** The task **
In this exercise, return only the lines that run from the line with "Type out the text in this image." to the end of the entries below, both included. Pictures are not copied.
++++ Material to process
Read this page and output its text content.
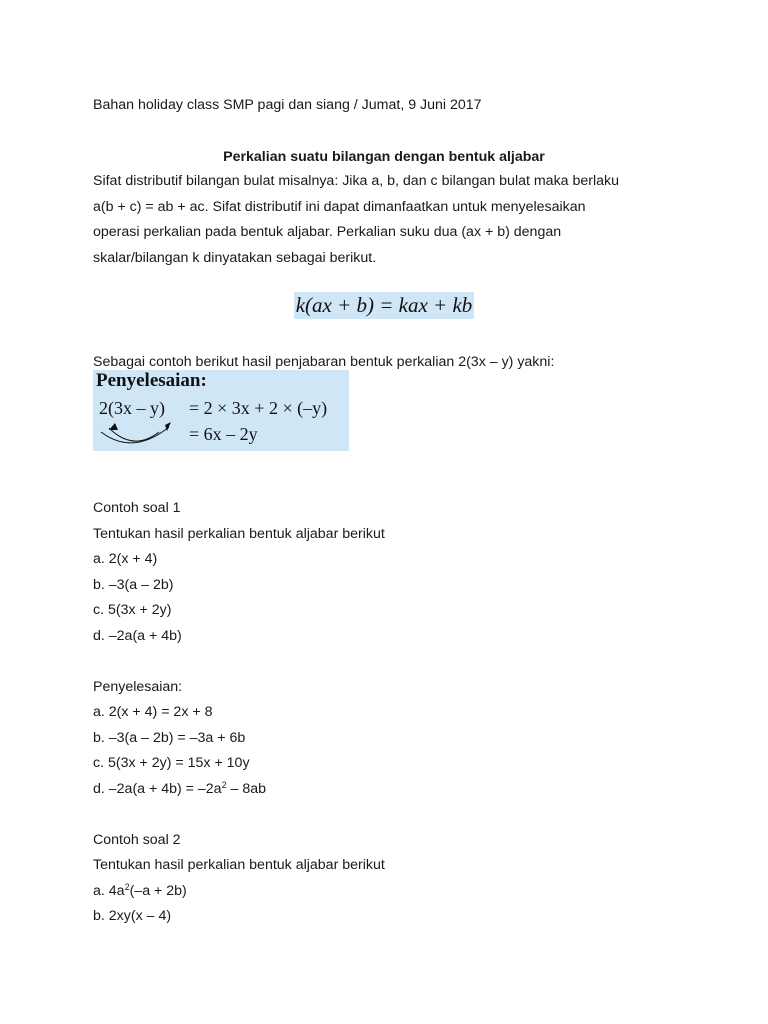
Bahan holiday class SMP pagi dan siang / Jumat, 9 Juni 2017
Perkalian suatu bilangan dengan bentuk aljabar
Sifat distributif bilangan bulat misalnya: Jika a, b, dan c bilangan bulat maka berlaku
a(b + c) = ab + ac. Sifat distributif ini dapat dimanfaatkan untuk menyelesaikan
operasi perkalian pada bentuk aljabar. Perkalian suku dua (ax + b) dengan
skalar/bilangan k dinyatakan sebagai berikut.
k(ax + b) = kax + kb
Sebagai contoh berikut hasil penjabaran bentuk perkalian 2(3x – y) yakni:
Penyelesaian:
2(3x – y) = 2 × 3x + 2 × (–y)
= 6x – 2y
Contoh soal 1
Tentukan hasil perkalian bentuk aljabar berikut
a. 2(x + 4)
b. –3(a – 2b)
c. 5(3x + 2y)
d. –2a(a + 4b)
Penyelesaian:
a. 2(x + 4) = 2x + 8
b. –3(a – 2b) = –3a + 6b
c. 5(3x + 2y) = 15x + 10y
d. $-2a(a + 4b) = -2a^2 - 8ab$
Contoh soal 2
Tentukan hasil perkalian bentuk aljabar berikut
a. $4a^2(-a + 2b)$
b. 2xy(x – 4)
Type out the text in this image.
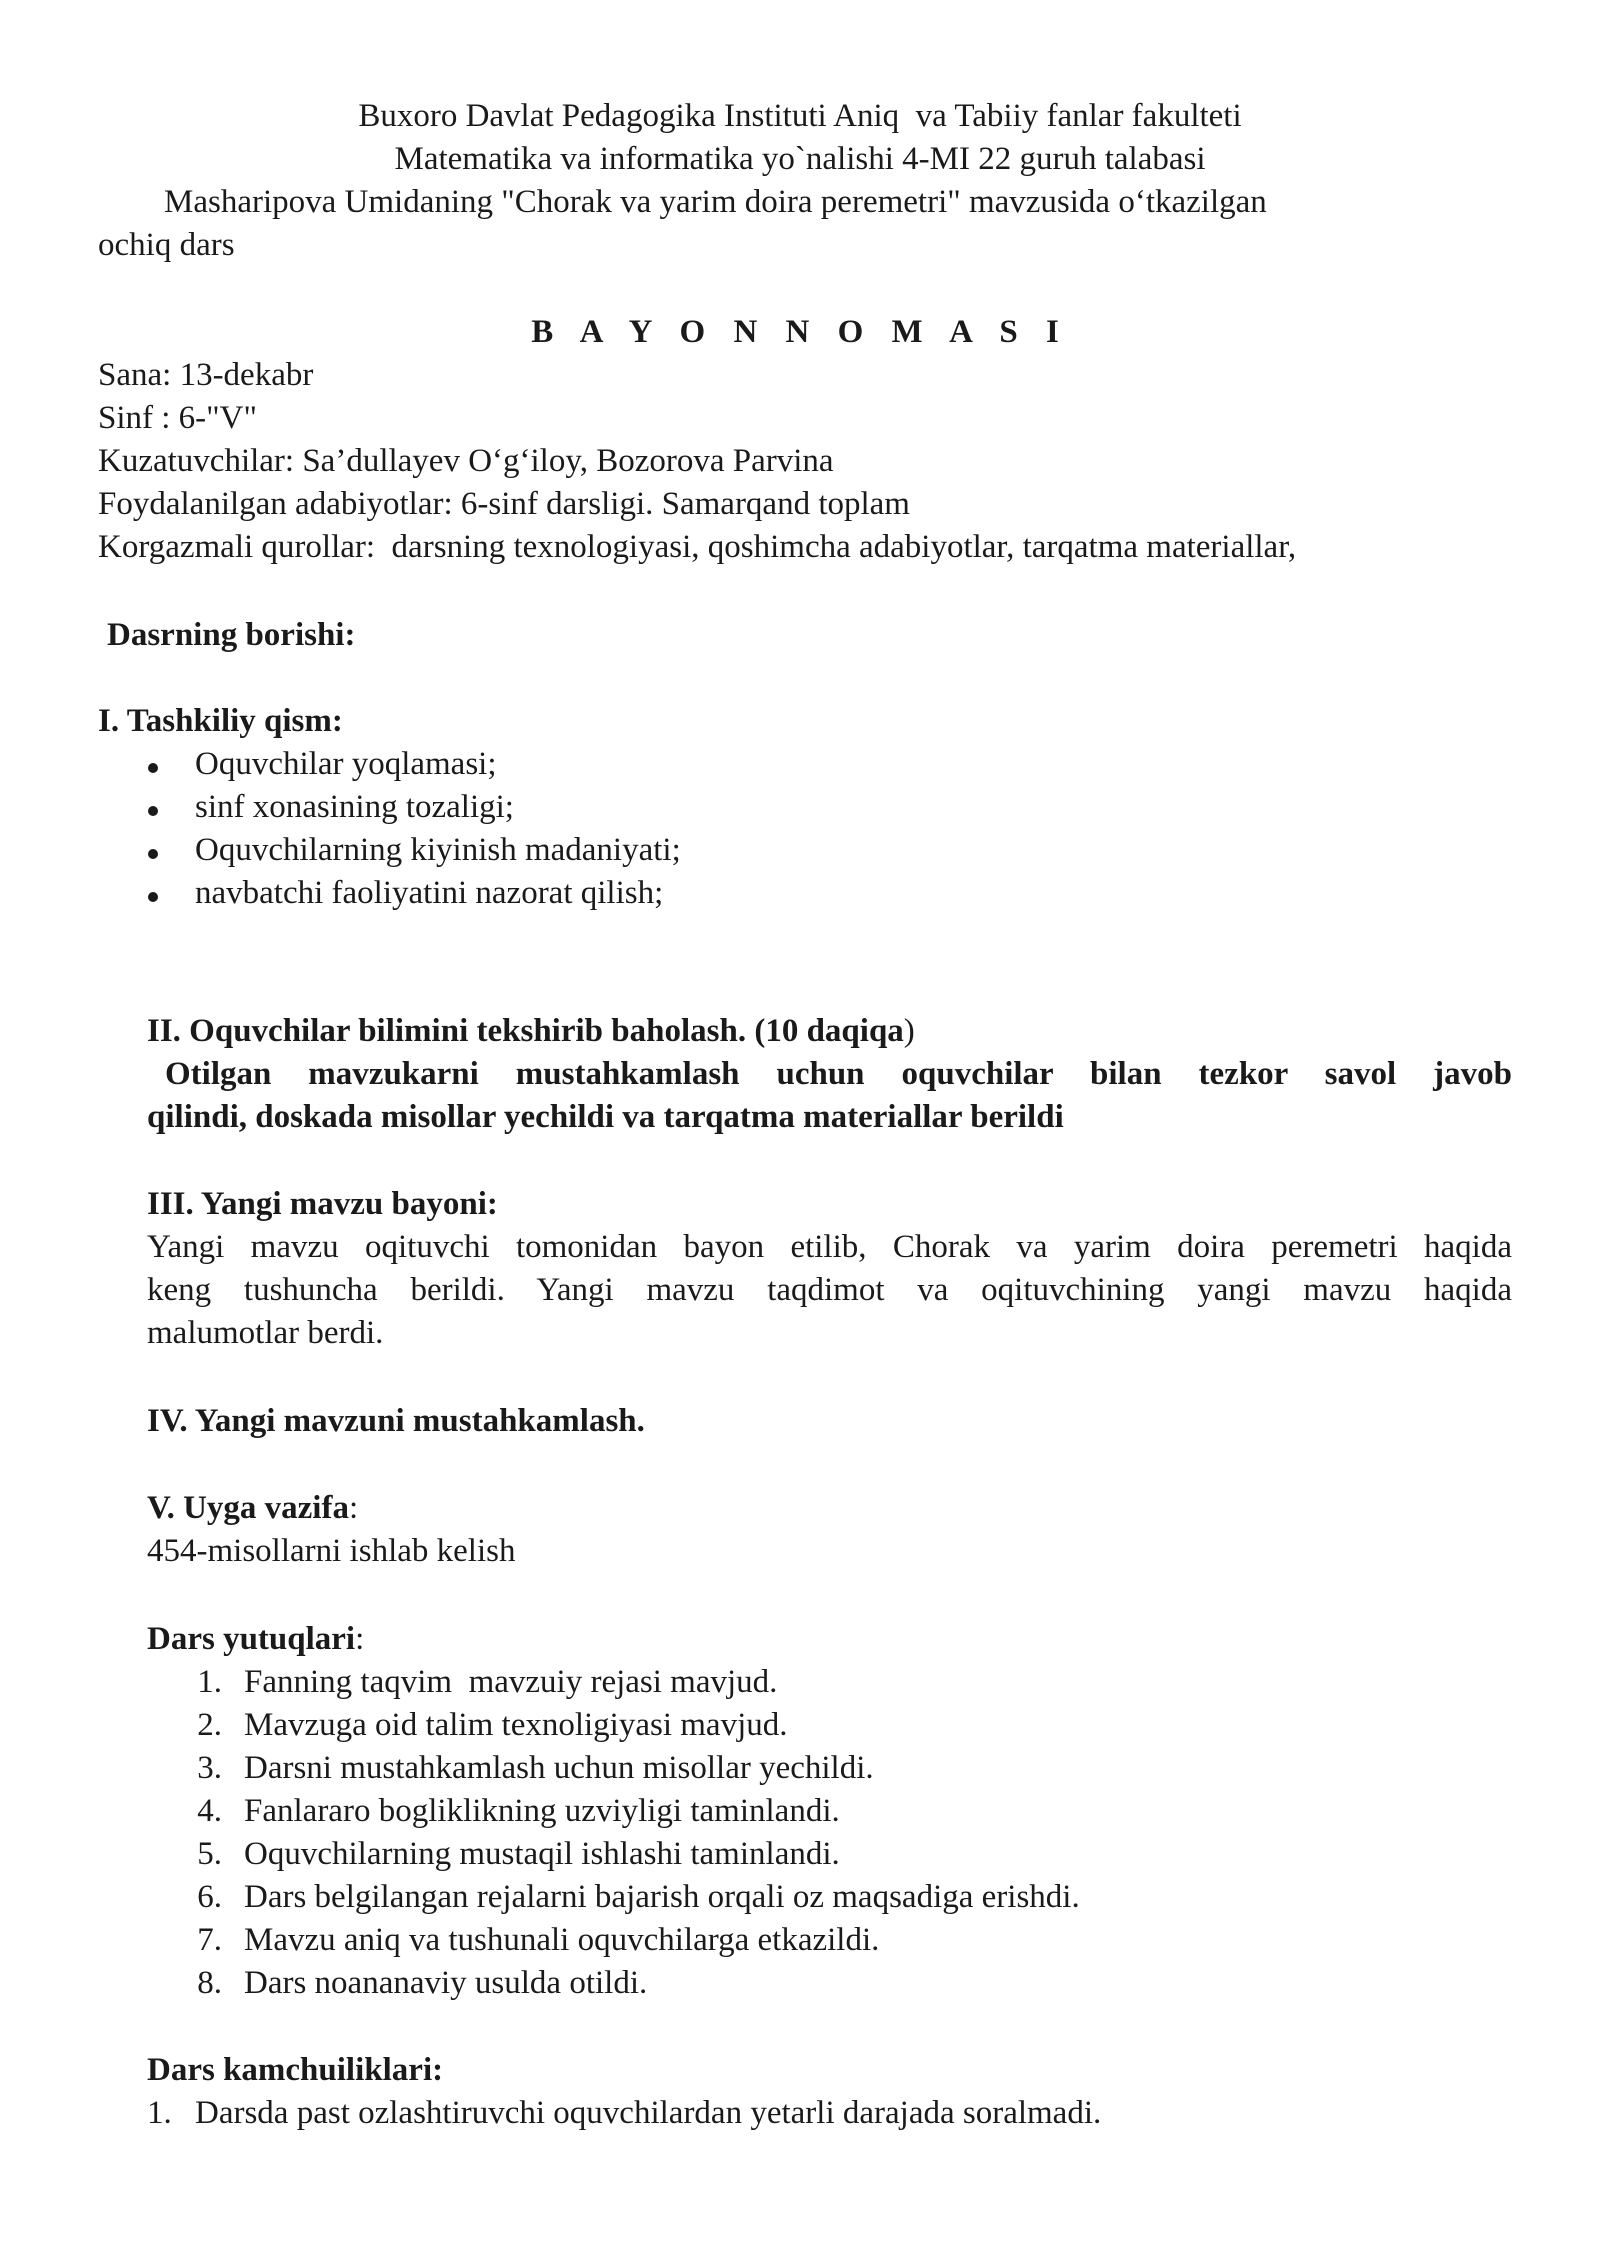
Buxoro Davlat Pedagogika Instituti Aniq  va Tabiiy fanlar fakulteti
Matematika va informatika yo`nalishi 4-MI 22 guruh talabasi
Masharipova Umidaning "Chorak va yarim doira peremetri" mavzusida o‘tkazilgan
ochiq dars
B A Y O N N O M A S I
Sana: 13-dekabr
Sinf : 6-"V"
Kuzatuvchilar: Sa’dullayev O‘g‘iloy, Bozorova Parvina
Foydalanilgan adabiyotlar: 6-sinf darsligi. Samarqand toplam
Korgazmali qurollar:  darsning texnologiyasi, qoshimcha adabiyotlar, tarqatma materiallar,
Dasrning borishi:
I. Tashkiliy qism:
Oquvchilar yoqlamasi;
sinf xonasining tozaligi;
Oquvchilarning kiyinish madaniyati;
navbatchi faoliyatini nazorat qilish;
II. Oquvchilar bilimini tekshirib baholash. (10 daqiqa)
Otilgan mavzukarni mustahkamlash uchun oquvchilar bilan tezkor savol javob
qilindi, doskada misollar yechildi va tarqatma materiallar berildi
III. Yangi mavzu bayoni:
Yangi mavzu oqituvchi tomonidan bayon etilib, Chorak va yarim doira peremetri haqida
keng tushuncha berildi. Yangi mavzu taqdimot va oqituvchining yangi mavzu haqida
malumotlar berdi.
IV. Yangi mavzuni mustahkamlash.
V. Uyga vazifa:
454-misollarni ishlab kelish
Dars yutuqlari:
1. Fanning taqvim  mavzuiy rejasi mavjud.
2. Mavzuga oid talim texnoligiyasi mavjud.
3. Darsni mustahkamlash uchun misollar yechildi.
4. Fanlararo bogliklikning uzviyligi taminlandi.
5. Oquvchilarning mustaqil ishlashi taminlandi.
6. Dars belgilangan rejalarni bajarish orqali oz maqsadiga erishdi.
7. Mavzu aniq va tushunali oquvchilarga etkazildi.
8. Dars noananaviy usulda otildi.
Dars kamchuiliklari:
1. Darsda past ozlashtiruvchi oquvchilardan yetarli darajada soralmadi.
++++++++
** Output **
Type out the text in this image.
Buxoro Davlat Pedagogika Instituti Aniq  va Tabiiy fanlar fakulteti
Matematika va informatika yo`nalishi 4-MI 22 guruh talabasi
Masharipova Umidaning "Chorak va yarim doira peremetri" mavzusida o‘tkazilgan
ochiq dars
B A Y O N N O M A S I
Sana: 13-dekabr
Sinf : 6-"V"
Kuzatuvchilar: Sa’dullayev O‘g‘iloy, Bozorova Parvina
Foydalanilgan adabiyotlar: 6-sinf darsligi. Samarqand toplam
Korgazmali qurollar:  darsning texnologiyasi, qoshimcha adabiyotlar, tarqatma materiallar,
Dasrning borishi:
I. Tashkiliy qism:
Oquvchilar yoqlamasi;
sinf xonasining tozaligi;
Oquvchilarning kiyinish madaniyati;
navbatchi faoliyatini nazorat qilish;
II. Oquvchilar bilimini tekshirib baholash. (10 daqiqa)
Otilgan mavzukarni mustahkamlash uchun oquvchilar bilan tezkor savol javob
qilindi, doskada misollar yechildi va tarqatma materiallar berildi
III. Yangi mavzu bayoni:
Yangi mavzu oqituvchi tomonidan bayon etilib, Chorak va yarim doira peremetri haqida
keng tushuncha berildi. Yangi mavzu taqdimot va oqituvchining yangi mavzu haqida
malumotlar berdi.
IV. Yangi mavzuni mustahkamlash.
V. Uyga vazifa:
454-misollarni ishlab kelish
Dars yutuqlari:
1. Fanning taqvim  mavzuiy rejasi mavjud.
2. Mavzuga oid talim texnoligiyasi mavjud.
3. Darsni mustahkamlash uchun misollar yechildi.
4. Fanlararo bogliklikning uzviyligi taminlandi.
5. Oquvchilarning mustaqil ishlashi taminlandi.
6. Dars belgilangan rejalarni bajarish orqali oz maqsadiga erishdi.
7. Mavzu aniq va tushunali oquvchilarga etkazildi.
8. Dars noananaviy usulda otildi.
Dars kamchuiliklari:
1. Darsda past ozlashtiruvchi oquvchilardan yetarli darajada soralmadi.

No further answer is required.